→ Records excerpted from a collection:
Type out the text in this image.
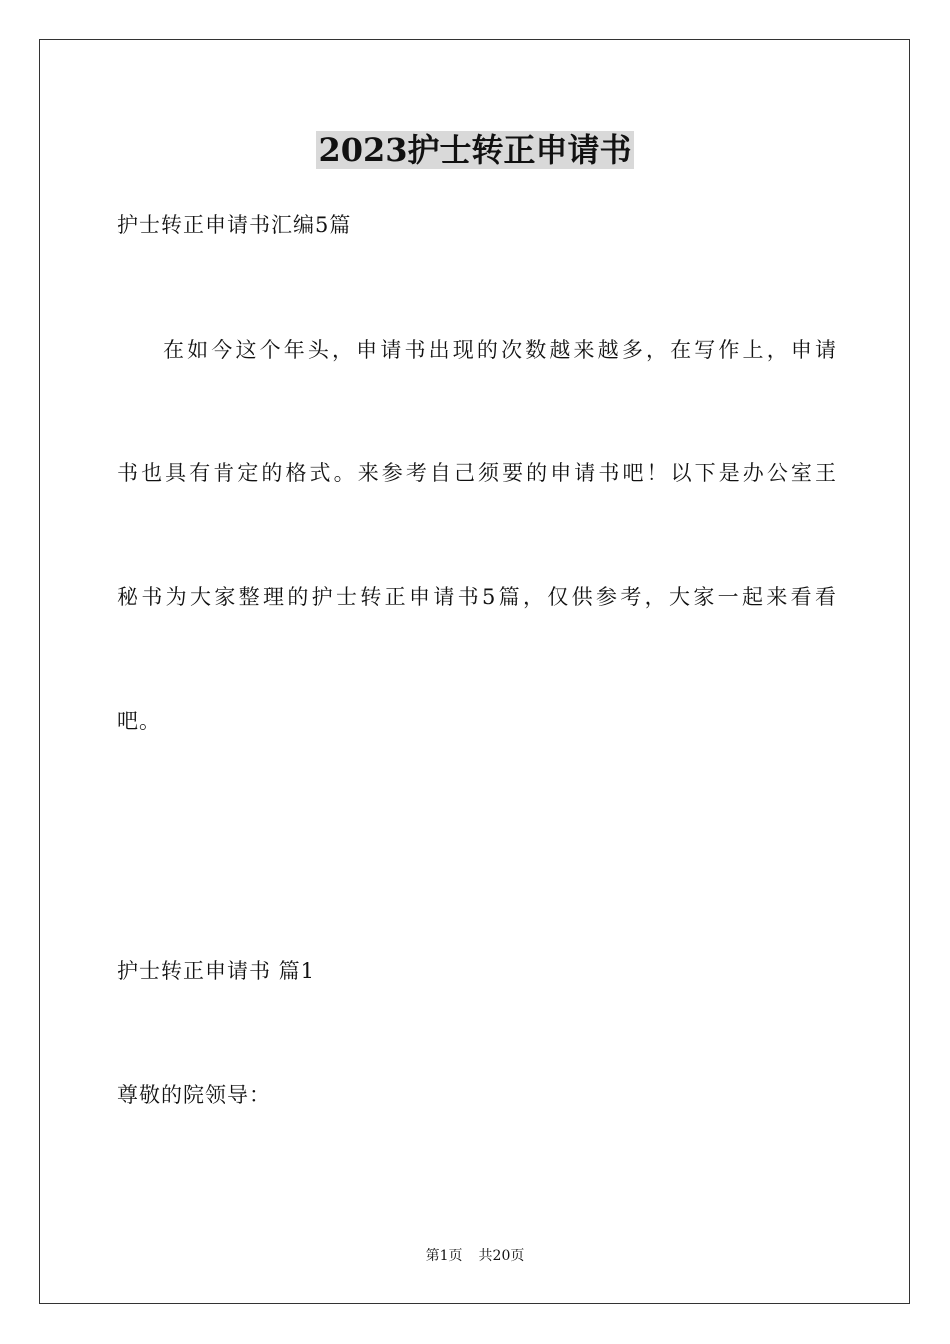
2023护士转正申请书
护士转正申请书汇编5篇
在如今这个年头，申请书出现的次数越来越多，在写作上，申请
书也具有肯定的格式。来参考自己须要的申请书吧！以下是办公室王
秘书为大家整理的护士转正申请书5篇，仅供参考，大家一起来看看
吧。
护士转正申请书 篇1
尊敬的院领导：
第1页 共20页
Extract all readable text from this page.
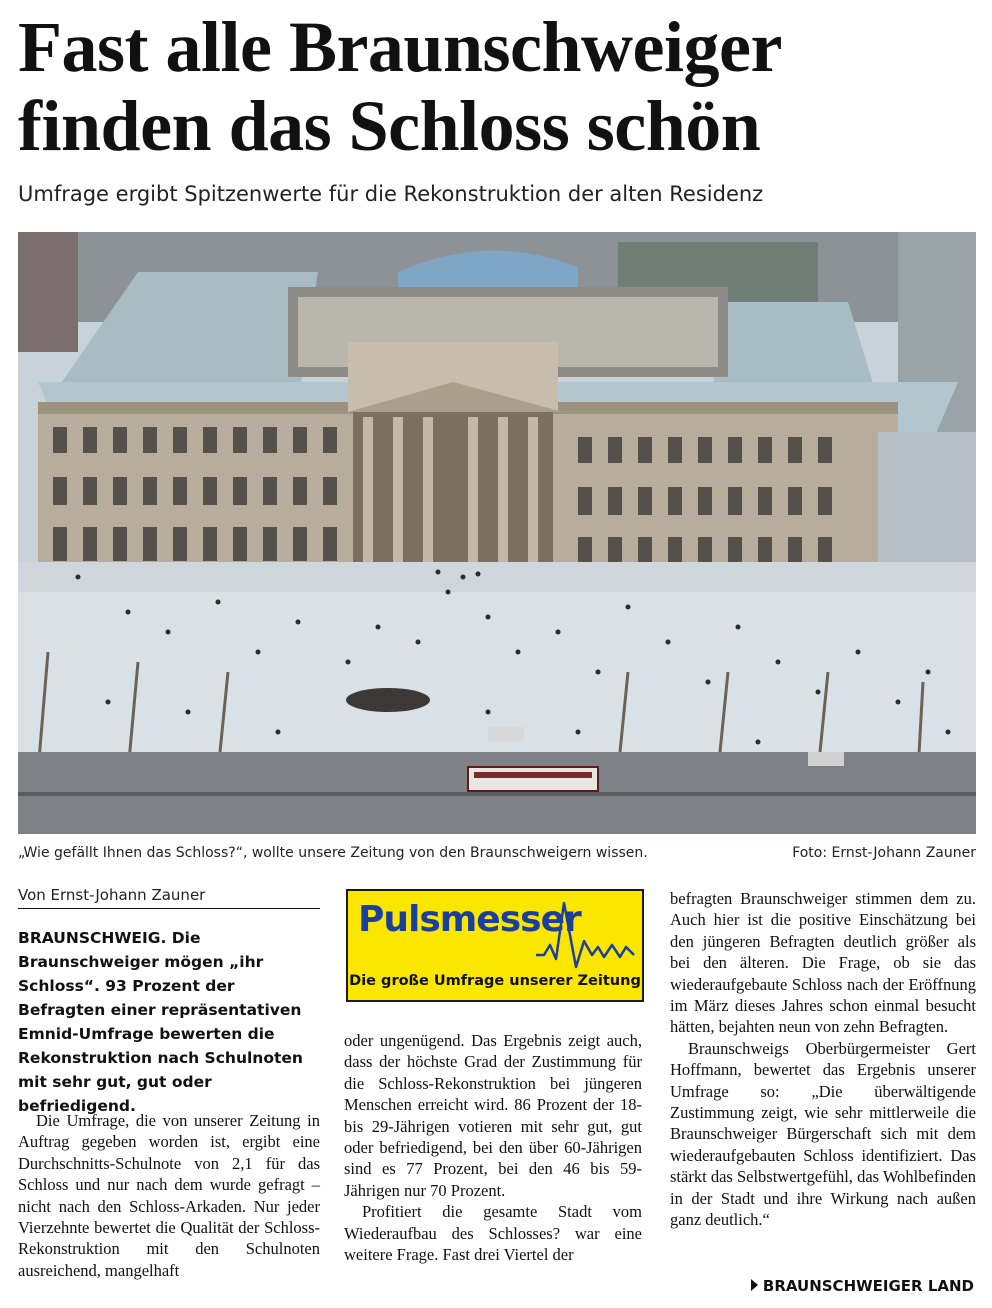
Fast alle Braunschweiger
finden das Schloss schön

Umfrage ergibt Spitzenwerte für die Rekonstruktion der alten Residenz

„Wie gefällt Ihnen das Schloss?“, wollte unsere Zeitung von den Braunschweigern wissen.	Foto: Ernst-Johann Zauner
Von Ernst-Johann Zauner

BRAUNSCHWEIG. Die Braunschweiger mögen „ihr Schloss“. 93 Prozent der Befragten einer repräsentativen Emnid-Umfrage bewerten die Rekonstruktion nach Schulnoten mit sehr gut, gut oder befriedigend.

Die Umfrage, die von unserer Zeitung in Auftrag gegeben worden ist, ergibt eine Durchschnitts-Schulnote von 2,1 für das Schloss und nur nach dem wurde gefragt – nicht nach den Schloss-Arkaden. Nur jeder Vierzehnte bewertet die Qualität der Schloss-Rekonstruktion mit den Schulnoten ausreichend, mangelhaft

Pulsmesser
Die große Umfrage unserer Zeitung
oder ungenügend. Das Ergebnis zeigt auch, dass der höchste Grad der Zustimmung für die Schloss-Rekonstruktion bei jüngeren Menschen erreicht wird. 86 Prozent der 18- bis 29-Jährigen votieren mit sehr gut, gut oder befriedigend, bei den über 60-Jährigen sind es 77 Prozent, bei den 46 bis 59-Jährigen nur 70 Prozent.
Profitiert die gesamte Stadt vom Wiederaufbau des Schlosses? war eine weitere Frage. Fast drei Viertel der
befragten Braunschweiger stimmen dem zu. Auch hier ist die positive Einschätzung bei den jüngeren Befragten deutlich größer als bei den älteren. Die Frage, ob sie das wiederaufgebaute Schloss nach der Eröffnung im März dieses Jahres schon einmal besucht hätten, bejahten neun von zehn Befragten.
Braunschweigs Oberbürgermeister Gert Hoffmann, bewertet das Ergebnis unserer Umfrage so: „Die überwältigende Zustimmung zeigt, wie sehr mittlerweile die Braunschweiger Bürgerschaft sich mit dem wiederaufgebauten Schloss identifiziert. Das stärkt das Selbstwertgefühl, das Wohlbefinden in der Stadt und ihre Wirkung nach außen ganz deutlich.“
BRAUNSCHWEIGER LAND
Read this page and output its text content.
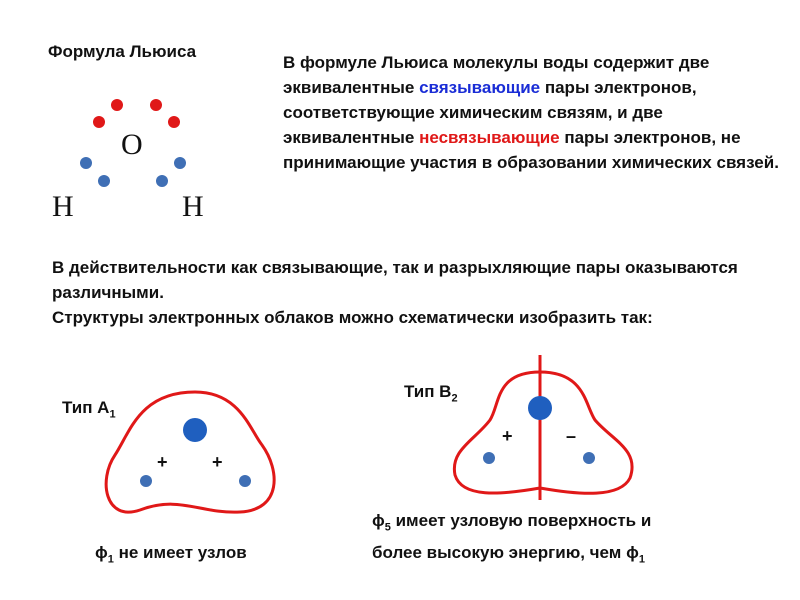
Формула Льюиса
O
H	H
В формуле Льюиса молекулы воды содержит две эквивалентные связывающие пары электронов, соответствующие химическим связям, и две эквивалентные несвязывающие пары электронов, не принимающие участия в образовании химических связей.
В действительности как связывающие, так и разрыхляющие пары оказываются различными.
Структуры электронных облаков можно схематически изобразить так:
Тип $A_1$
+ +
$\phi_1$ не имеет узлов
Тип $B_2$
+	–
$\phi_5$ имеет узловую поверхность и
более высокую энергию, чем $\phi_1$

→ What to work on: Without the pictures, restate all of the entries above verbatim.

→ Problem solution:
Type out the text in this image.
2023护士转正申请书
护士转正申请书汇编5篇
在如今这个年头，申请书出现的次数越来越多，在写作上，申请
书也具有肯定的格式。来参考自己须要的申请书吧！以下是办公室王
秘书为大家整理的护士转正申请书5篇，仅供参考，大家一起来看看
吧。
护士转正申请书 篇1
尊敬的院领导：
第1页 共20页
Extract all readable text from this page.
Fast alle Braunschweiger
finden das Schloss schön

Umfrage ergibt Spitzenwerte für die Rekonstruktion der alten Residenz

„Wie gefällt Ihnen das Schloss?“, wollte unsere Zeitung von den Braunschweigern wissen.	Foto: Ernst-Johann Zauner
Von Ernst-Johann Zauner

BRAUNSCHWEIG. Die Braunschweiger mögen „ihr Schloss“. 93 Prozent der Befragten einer repräsentativen Emnid-Umfrage bewerten die Rekonstruktion nach Schulnoten mit sehr gut, gut oder befriedigend.

Die Umfrage, die von unserer Zeitung in Auftrag gegeben worden ist, ergibt eine Durchschnitts-Schulnote von 2,1 für das Schloss und nur nach dem wurde gefragt – nicht nach den Schloss-Arkaden. Nur jeder Vierzehnte bewertet die Qualität der Schloss-Rekonstruktion mit den Schulnoten ausreichend, mangelhaft

Pulsmesser
Die große Umfrage unserer Zeitung
oder ungenügend. Das Ergebnis zeigt auch, dass der höchste Grad der Zustimmung für die Schloss-Rekonstruktion bei jüngeren Menschen erreicht wird. 86 Prozent der 18- bis 29-Jährigen votieren mit sehr gut, gut oder befriedigend, bei den über 60-Jährigen sind es 77 Prozent, bei den 46 bis 59-Jährigen nur 70 Prozent.
Profitiert die gesamte Stadt vom Wiederaufbau des Schlosses? war eine weitere Frage. Fast drei Viertel der
befragten Braunschweiger stimmen dem zu. Auch hier ist die positive Einschätzung bei den jüngeren Befragten deutlich größer als bei den älteren. Die Frage, ob sie das wiederaufgebaute Schloss nach der Eröffnung im März dieses Jahres schon einmal besucht hätten, bejahten neun von zehn Befragten.
Braunschweigs Oberbürgermeister Gert Hoffmann, bewertet das Ergebnis unserer Umfrage so: „Die überwältigende Zustimmung zeigt, wie sehr mittlerweile die Braunschweiger Bürgerschaft sich mit dem wiederaufgebauten Schloss identifiziert. Das stärkt das Selbstwertgefühl, das Wohlbefinden in der Stadt und ihre Wirkung nach außen ganz deutlich.“
BRAUNSCHWEIGER LAND
Read this page and output its text content.
Формула Льюиса
O
H	H
В формуле Льюиса молекулы воды содержит две эквивалентные связывающие пары электронов, соответствующие химическим связям, и две эквивалентные несвязывающие пары электронов, не принимающие участия в образовании химических связей.
В действительности как связывающие, так и разрыхляющие пары оказываются различными.
Структуры электронных облаков можно схематически изобразить так:
Тип $A_1$
+ +
$\phi_1$ не имеет узлов
Тип $B_2$
+	–
$\phi_5$ имеет узловую поверхность и
более высокую энергию, чем $\phi_1$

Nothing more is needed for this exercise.